## Exercise prompt
Retype each record below word for word. Leave the pictures out.

━━━

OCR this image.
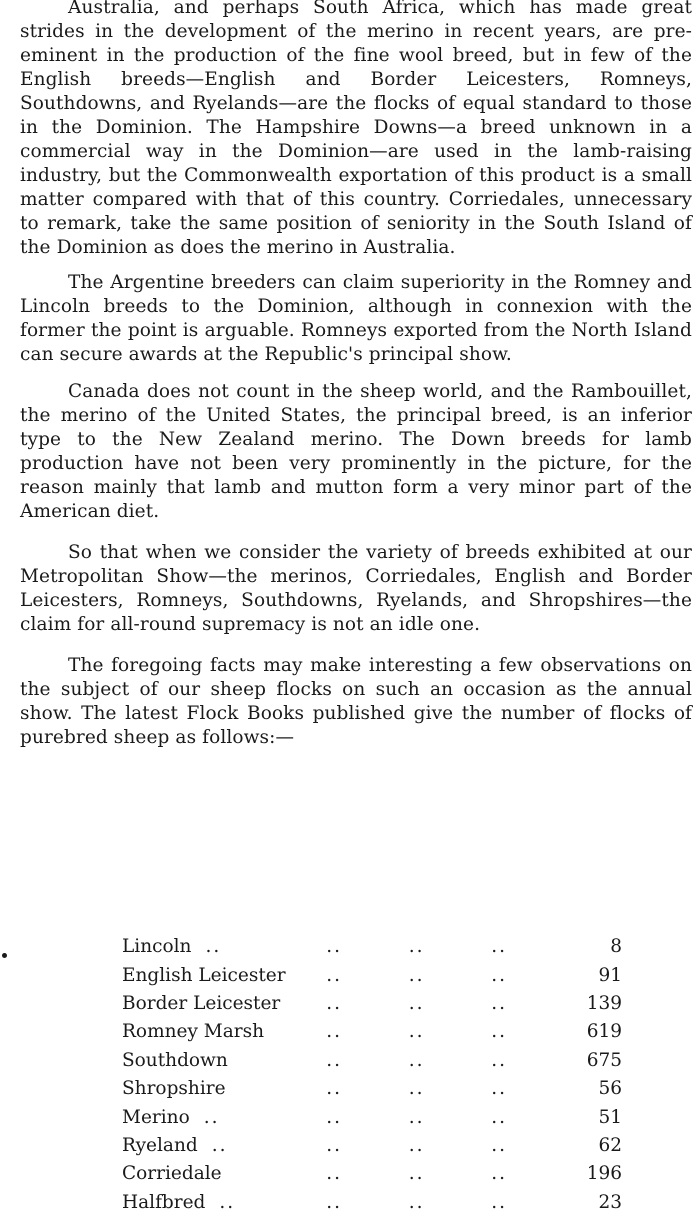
Australia, and perhaps South Africa, which has made great strides in the development of the merino in recent years, are pre-eminent in the production of the fine wool breed, but in few of the English breeds—English and Border Leicesters, Romneys, Southdowns, and Ryelands—are the flocks of equal standard to those in the Dominion. The Hampshire Downs—a breed unknown in a commercial way in the Dominion—are used in the lamb-raising industry, but the Commonwealth exportation of this product is a small matter compared with that of this country. Corriedales, unnecessary to remark, take the same position of seniority in the South Island of the Dominion as does the merino in Australia.

The Argentine breeders can claim superiority in the Romney and Lincoln breeds to the Dominion, although in connexion with the former the point is arguable. Romneys exported from the North Island can secure awards at the Republic's principal show.

Canada does not count in the sheep world, and the Rambouillet, the merino of the United States, the principal breed, is an inferior type to the New Zealand merino. The Down breeds for lamb production have not been very prominently in the picture, for the reason mainly that lamb and mutton form a very minor part of the American diet.

So that when we consider the variety of breeds exhibited at our Metropolitan Show—the merinos, Corriedales, English and Border Leicesters, Romneys, Southdowns, Ryelands, and Shropshires—the claim for all-round supremacy is not an idle one.

The foregoing facts may make interesting a few observations on the subject of our sheep flocks on such an occasion as the annual show. The latest Flock Books published give the number of flocks of purebred sheep as follows:—

Lincoln ..	..	..	..	8
English Leicester	..	..	..	91
Border Leicester	..	..	..	139
Romney Marsh	..	..	..	619
Southdown	..	..	..	675
Shropshire	..	..	..	56
Merino ..	..	..	..	51
Ryeland ..	..	..	..	62
Corriedale	..	..	..	196
Halfbred ..	..	..	..	23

━━━

## Exercise solution
OCR this image.
Australia, and perhaps South Africa, which has made great strides in the development of the merino in recent years, are pre-eminent in the production of the fine wool breed, but in few of the English breeds—English and Border Leicesters, Romneys, Southdowns, and Ryelands—are the flocks of equal standard to those in the Dominion. The Hampshire Downs—a breed unknown in a commercial way in the Dominion—are used in the lamb-raising industry, but the Commonwealth exportation of this product is a small matter compared with that of this country. Corriedales, unnecessary to remark, take the same position of seniority in the South Island of the Dominion as does the merino in Australia.

The Argentine breeders can claim superiority in the Romney and Lincoln breeds to the Dominion, although in connexion with the former the point is arguable. Romneys exported from the North Island can secure awards at the Republic's principal show.

Canada does not count in the sheep world, and the Rambouillet, the merino of the United States, the principal breed, is an inferior type to the New Zealand merino. The Down breeds for lamb production have not been very prominently in the picture, for the reason mainly that lamb and mutton form a very minor part of the American diet.

So that when we consider the variety of breeds exhibited at our Metropolitan Show—the merinos, Corriedales, English and Border Leicesters, Romneys, Southdowns, Ryelands, and Shropshires—the claim for all-round supremacy is not an idle one.

The foregoing facts may make interesting a few observations on the subject of our sheep flocks on such an occasion as the annual show. The latest Flock Books published give the number of flocks of purebred sheep as follows:—

Lincoln ..	..	..	..	8
English Leicester	..	..	..	91
Border Leicester	..	..	..	139
Romney Marsh	..	..	..	619
Southdown	..	..	..	675
Shropshire	..	..	..	56
Merino ..	..	..	..	51
Ryeland ..	..	..	..	62
Corriedale	..	..	..	196
Halfbred ..	..	..	..	23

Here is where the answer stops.